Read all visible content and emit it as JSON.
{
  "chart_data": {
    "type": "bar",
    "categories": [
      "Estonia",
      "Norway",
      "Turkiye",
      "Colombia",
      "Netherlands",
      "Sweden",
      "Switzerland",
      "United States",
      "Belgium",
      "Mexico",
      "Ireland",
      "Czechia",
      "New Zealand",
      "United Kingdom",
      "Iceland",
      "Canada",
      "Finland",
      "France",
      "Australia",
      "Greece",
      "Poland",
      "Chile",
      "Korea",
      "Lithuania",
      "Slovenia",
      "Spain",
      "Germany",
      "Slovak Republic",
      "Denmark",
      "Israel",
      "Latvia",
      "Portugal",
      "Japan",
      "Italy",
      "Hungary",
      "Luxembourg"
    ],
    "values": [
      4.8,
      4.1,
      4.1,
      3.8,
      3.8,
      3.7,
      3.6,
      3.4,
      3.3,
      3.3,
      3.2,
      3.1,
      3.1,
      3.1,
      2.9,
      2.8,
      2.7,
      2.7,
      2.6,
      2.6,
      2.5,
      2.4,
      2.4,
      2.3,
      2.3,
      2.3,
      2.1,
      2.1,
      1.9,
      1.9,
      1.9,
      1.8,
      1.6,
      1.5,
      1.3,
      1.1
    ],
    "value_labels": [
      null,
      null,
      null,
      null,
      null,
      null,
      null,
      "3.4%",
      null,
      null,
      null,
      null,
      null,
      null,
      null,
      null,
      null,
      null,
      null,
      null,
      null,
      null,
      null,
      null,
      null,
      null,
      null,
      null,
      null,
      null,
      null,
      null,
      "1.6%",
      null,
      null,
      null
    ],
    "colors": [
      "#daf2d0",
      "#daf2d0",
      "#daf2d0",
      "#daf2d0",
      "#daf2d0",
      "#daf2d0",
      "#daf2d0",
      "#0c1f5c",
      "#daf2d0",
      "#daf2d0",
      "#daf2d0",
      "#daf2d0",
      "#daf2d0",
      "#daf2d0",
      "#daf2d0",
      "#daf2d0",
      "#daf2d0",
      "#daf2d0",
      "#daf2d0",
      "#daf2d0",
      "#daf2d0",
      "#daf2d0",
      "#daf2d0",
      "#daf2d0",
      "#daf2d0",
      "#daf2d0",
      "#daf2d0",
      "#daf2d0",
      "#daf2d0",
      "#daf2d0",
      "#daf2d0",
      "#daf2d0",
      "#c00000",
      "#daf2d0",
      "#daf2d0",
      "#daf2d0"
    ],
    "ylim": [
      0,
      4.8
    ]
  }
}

----------------

» **Description of the task**
Please output every record, keeping each line exact.

» **Solution**
Read all visible content and emit it as JSON.
{
  "chart_data": {
    "type": "bar",
    "categories": [
      "Estonia",
      "Norway",
      "Turkiye",
      "Colombia",
      "Netherlands",
      "Sweden",
      "Switzerland",
      "United States",
      "Belgium",
      "Mexico",
      "Ireland",
      "Czechia",
      "New Zealand",
      "United Kingdom",
      "Iceland",
      "Canada",
      "Finland",
      "France",
      "Australia",
      "Greece",
      "Poland",
      "Chile",
      "Korea",
      "Lithuania",
      "Slovenia",
      "Spain",
      "Germany",
      "Slovak Republic",
      "Denmark",
      "Israel",
      "Latvia",
      "Portugal",
      "Japan",
      "Italy",
      "Hungary",
      "Luxembourg"
    ],
    "values": [
      4.8,
      4.1,
      4.1,
      3.8,
      3.8,
      3.7,
      3.6,
      3.4,
      3.3,
      3.3,
      3.2,
      3.1,
      3.1,
      3.1,
      2.9,
      2.8,
      2.7,
      2.7,
      2.6,
      2.6,
      2.5,
      2.4,
      2.4,
      2.3,
      2.3,
      2.3,
      2.1,
      2.1,
      1.9,
      1.9,
      1.9,
      1.8,
      1.6,
      1.5,
      1.3,
      1.1
    ],
    "value_labels": [
      null,
      null,
      null,
      null,
      null,
      null,
      null,
      "3.4%",
      null,
      null,
      null,
      null,
      null,
      null,
      null,
      null,
      null,
      null,
      null,
      null,
      null,
      null,
      null,
      null,
      null,
      null,
      null,
      null,
      null,
      null,
      null,
      null,
      "1.6%",
      null,
      null,
      null
    ],
    "colors": [
      "#daf2d0",
      "#daf2d0",
      "#daf2d0",
      "#daf2d0",
      "#daf2d0",
      "#daf2d0",
      "#daf2d0",
      "#0c1f5c",
      "#daf2d0",
      "#daf2d0",
      "#daf2d0",
      "#daf2d0",
      "#daf2d0",
      "#daf2d0",
      "#daf2d0",
      "#daf2d0",
      "#daf2d0",
      "#daf2d0",
      "#daf2d0",
      "#daf2d0",
      "#daf2d0",
      "#daf2d0",
      "#daf2d0",
      "#daf2d0",
      "#daf2d0",
      "#daf2d0",
      "#daf2d0",
      "#daf2d0",
      "#daf2d0",
      "#daf2d0",
      "#daf2d0",
      "#daf2d0",
      "#c00000",
      "#daf2d0",
      "#daf2d0",
      "#daf2d0"
    ],
    "ylim": [
      0,
      4.8
    ]
  }
}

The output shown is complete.